● **WRITTEN TASK**
List each distinct username that heads a post in the forum thread below, in the order each first appears.

● **PASSAGE**
((
# under 10 weeks left



## homer (Dec 2, 2005)

here is more pics cant see much difference myself see what you think , sorry bout the itchy nipple...lol


----------



## DB (Oct 31, 2003)

u look like me mate....

apart from u have more muscle and less fat :boohoo:

lol 

lookin good mate!!

one thing....

try not to roll your shoulders forward on the lat spread...


----------



## the_gre8t_1ne (Apr 18, 2005)

i want you....................r bod anyway, dont worry DB, ur still my no.1, lmao


----------



## RAIKEY (Jun 30, 2005)

you got a nice shape mate ,,,,,crackin traps (probly a bit ott)

what you weighin in at this week Homer??


----------



## Aftershock (Jan 28, 2004)

Looking in fantastic shape mate...

Tho you look like you've just done a line of coke in that second snap, all disorientated like


----------



## Great White (Apr 4, 2003)

DB said:


> u look like me mate....
> 
> apart from u have more muscle and less fat :boohoo:


and you dont look like a raging poofta, and your betting looking, and your a lot bigger and in better shape :kiss:

Looking good my friend. Looking forward to seeing the photos a week out


----------



## peachy (Mar 20, 2005)

oh man your looking real good mate,you have a suprisingly really big head but still looking good man. :bolt:


----------



## homer (Dec 2, 2005)

RAIKEY said:


> you got a nice shape mate ,,,,,crackin traps (probly a bit ott)
> 
> what you weighin in at this week Homer??


im at 14 st 6 today raikey, hoping not to drop to much right now as i want to out at about 13st 4 if poss


----------



## Great White (Apr 4, 2003)

If you dont mind me asking mate, your very lean and bulked, but you dont look very vascular at all?

Is this just lighting? Or are you just not a vascular person?

Looking good tho? How tall are you?


----------



## Great White (Apr 4, 2003)

Actually, ignore that, just had a closer look and can see them big old veins


----------



## homer (Dec 2, 2005)

Paul Govier said:


> If you dont mind me asking mate, your very lean and bulked, but you dont look very vascular at all?
> 
> Is this just lighting? Or are you just not a vascular person?
> 
> Looking good tho? How tall are you?


im 5'8 paul my veins seem to hide a little but when im pumped ther every where


----------



## Keyser Soze (Dec 12, 2005)

Good development mate, looking big and full, when you get below 14st your abs are deffo gonna be ready before the weather's warm enough to show them!!! Quads are looking great. If I have to nitpick, your shoulders could be a bit wider, but nothing that some DB fly's won't sort out quickly.
))
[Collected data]
((
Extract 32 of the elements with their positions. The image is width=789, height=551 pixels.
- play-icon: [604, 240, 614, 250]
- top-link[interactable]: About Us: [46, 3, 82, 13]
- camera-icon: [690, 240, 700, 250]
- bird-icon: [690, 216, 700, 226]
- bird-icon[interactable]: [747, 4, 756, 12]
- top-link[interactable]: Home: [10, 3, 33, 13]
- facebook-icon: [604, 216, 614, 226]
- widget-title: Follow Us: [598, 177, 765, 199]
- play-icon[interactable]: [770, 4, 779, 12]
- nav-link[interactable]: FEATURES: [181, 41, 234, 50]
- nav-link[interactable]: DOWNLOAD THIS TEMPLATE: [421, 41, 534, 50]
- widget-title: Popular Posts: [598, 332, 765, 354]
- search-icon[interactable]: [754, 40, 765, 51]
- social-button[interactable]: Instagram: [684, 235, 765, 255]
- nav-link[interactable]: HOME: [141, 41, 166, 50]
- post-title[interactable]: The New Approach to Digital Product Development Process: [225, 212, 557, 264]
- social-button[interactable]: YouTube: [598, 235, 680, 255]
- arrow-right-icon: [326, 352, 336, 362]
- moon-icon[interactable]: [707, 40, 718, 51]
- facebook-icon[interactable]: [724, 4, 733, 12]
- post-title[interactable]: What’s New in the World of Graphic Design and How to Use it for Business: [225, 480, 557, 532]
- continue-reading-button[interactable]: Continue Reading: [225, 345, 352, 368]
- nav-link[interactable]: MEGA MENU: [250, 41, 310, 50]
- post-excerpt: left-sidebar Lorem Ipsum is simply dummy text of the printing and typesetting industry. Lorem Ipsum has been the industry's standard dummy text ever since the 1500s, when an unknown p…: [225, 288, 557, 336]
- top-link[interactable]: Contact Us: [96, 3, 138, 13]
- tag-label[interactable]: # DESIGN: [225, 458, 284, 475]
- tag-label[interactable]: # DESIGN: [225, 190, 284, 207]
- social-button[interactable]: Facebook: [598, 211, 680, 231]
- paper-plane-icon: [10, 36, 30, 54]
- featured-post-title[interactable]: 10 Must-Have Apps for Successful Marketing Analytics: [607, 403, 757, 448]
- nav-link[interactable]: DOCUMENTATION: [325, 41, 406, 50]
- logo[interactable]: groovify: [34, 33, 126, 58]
))
● **WRITTEN ANSWER**
homer
DB
the_gre8t_1ne
RAIKEY
Aftershock
Great White
peachy
Keyser Soze